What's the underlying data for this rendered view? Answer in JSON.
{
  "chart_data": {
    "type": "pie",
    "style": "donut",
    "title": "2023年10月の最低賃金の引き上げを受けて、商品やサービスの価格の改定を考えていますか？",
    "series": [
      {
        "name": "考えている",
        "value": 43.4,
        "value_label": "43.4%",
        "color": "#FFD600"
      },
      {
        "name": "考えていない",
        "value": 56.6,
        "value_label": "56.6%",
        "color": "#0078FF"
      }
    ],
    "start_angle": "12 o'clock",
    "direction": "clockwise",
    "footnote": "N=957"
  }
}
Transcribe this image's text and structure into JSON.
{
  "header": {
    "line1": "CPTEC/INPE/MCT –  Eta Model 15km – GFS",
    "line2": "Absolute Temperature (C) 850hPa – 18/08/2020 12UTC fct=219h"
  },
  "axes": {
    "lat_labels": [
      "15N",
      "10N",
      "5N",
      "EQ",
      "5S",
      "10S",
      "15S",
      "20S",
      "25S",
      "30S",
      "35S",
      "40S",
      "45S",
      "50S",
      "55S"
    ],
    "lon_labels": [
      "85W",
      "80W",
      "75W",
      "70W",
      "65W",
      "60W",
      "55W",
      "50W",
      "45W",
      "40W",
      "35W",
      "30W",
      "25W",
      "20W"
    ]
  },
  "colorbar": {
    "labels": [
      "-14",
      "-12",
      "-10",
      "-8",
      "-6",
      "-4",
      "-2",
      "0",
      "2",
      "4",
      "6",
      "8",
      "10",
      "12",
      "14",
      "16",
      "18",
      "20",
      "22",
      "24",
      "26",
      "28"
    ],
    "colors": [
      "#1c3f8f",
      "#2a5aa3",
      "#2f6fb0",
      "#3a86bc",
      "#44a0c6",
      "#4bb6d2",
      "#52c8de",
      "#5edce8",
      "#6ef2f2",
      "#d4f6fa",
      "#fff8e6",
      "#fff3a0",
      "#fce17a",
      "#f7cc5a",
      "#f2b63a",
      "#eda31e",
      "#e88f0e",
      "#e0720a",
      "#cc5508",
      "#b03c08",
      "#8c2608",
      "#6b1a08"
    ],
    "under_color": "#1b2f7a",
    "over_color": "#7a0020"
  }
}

** Your task **
Track down every line of the material containing the string "this", and copy it.

** Response **
What's the underlying data for this rendered view? Answer in JSON.
Transcribe this image's text and structure into JSON.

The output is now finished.